--- START ---

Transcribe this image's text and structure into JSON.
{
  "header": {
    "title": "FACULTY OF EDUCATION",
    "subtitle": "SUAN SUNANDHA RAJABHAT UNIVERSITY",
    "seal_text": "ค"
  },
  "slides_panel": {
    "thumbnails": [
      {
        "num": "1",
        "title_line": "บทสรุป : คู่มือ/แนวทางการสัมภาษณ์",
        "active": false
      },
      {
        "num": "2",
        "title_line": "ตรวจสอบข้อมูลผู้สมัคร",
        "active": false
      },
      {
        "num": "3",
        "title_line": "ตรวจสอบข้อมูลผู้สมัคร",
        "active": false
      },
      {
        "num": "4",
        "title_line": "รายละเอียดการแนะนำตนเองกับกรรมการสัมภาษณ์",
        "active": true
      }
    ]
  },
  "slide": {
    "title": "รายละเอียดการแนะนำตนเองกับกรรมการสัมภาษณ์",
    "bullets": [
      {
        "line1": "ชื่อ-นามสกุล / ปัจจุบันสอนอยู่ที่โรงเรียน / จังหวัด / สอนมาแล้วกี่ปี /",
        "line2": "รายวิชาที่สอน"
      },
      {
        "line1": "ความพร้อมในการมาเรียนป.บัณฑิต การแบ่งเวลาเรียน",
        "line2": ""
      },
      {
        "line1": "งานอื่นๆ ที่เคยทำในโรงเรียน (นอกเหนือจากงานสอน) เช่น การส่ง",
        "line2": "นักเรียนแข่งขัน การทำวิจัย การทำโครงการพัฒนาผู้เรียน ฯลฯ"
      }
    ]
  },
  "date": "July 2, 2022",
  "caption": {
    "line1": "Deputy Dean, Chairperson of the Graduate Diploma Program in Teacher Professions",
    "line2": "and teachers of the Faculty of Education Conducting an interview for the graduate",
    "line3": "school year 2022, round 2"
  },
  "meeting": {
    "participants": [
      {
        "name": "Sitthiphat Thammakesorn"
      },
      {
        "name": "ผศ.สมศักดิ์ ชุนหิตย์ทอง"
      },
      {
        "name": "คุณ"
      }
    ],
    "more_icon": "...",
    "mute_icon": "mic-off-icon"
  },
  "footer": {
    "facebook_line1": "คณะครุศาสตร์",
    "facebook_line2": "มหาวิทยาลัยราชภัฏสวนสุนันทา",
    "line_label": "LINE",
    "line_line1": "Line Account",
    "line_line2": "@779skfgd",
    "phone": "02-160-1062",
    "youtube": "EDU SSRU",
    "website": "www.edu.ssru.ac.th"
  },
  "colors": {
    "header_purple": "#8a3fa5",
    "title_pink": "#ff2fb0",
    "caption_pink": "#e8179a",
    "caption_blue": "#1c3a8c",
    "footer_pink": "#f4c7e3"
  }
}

--- END ---

→ **Set exercise**
Reproduce every entry shown above, precisely as it stands.

→ **Result of the exercise**
Transcribe this image's text and structure into JSON.
{
  "header": {
    "title": "FACULTY OF EDUCATION",
    "subtitle": "SUAN SUNANDHA RAJABHAT UNIVERSITY",
    "seal_text": "ค"
  },
  "slides_panel": {
    "thumbnails": [
      {
        "num": "1",
        "title_line": "บทสรุป : คู่มือ/แนวทางการสัมภาษณ์",
        "active": false
      },
      {
        "num": "2",
        "title_line": "ตรวจสอบข้อมูลผู้สมัคร",
        "active": false
      },
      {
        "num": "3",
        "title_line": "ตรวจสอบข้อมูลผู้สมัคร",
        "active": false
      },
      {
        "num": "4",
        "title_line": "รายละเอียดการแนะนำตนเองกับกรรมการสัมภาษณ์",
        "active": true
      }
    ]
  },
  "slide": {
    "title": "รายละเอียดการแนะนำตนเองกับกรรมการสัมภาษณ์",
    "bullets": [
      {
        "line1": "ชื่อ-นามสกุล / ปัจจุบันสอนอยู่ที่โรงเรียน / จังหวัด / สอนมาแล้วกี่ปี /",
        "line2": "รายวิชาที่สอน"
      },
      {
        "line1": "ความพร้อมในการมาเรียนป.บัณฑิต การแบ่งเวลาเรียน",
        "line2": ""
      },
      {
        "line1": "งานอื่นๆ ที่เคยทำในโรงเรียน (นอกเหนือจากงานสอน) เช่น การส่ง",
        "line2": "นักเรียนแข่งขัน การทำวิจัย การทำโครงการพัฒนาผู้เรียน ฯลฯ"
      }
    ]
  },
  "date": "July 2, 2022",
  "caption": {
    "line1": "Deputy Dean, Chairperson of the Graduate Diploma Program in Teacher Professions",
    "line2": "and teachers of the Faculty of Education Conducting an interview for the graduate",
    "line3": "school year 2022, round 2"
  },
  "meeting": {
    "participants": [
      {
        "name": "Sitthiphat Thammakesorn"
      },
      {
        "name": "ผศ.สมศักดิ์ ชุนหิตย์ทอง"
      },
      {
        "name": "คุณ"
      }
    ],
    "more_icon": "...",
    "mute_icon": "mic-off-icon"
  },
  "footer": {
    "facebook_line1": "คณะครุศาสตร์",
    "facebook_line2": "มหาวิทยาลัยราชภัฏสวนสุนันทา",
    "line_label": "LINE",
    "line_line1": "Line Account",
    "line_line2": "@779skfgd",
    "phone": "02-160-1062",
    "youtube": "EDU SSRU",
    "website": "www.edu.ssru.ac.th"
  },
  "colors": {
    "header_purple": "#8a3fa5",
    "title_pink": "#ff2fb0",
    "caption_pink": "#e8179a",
    "caption_blue": "#1c3a8c",
    "footer_pink": "#f4c7e3"
  }
}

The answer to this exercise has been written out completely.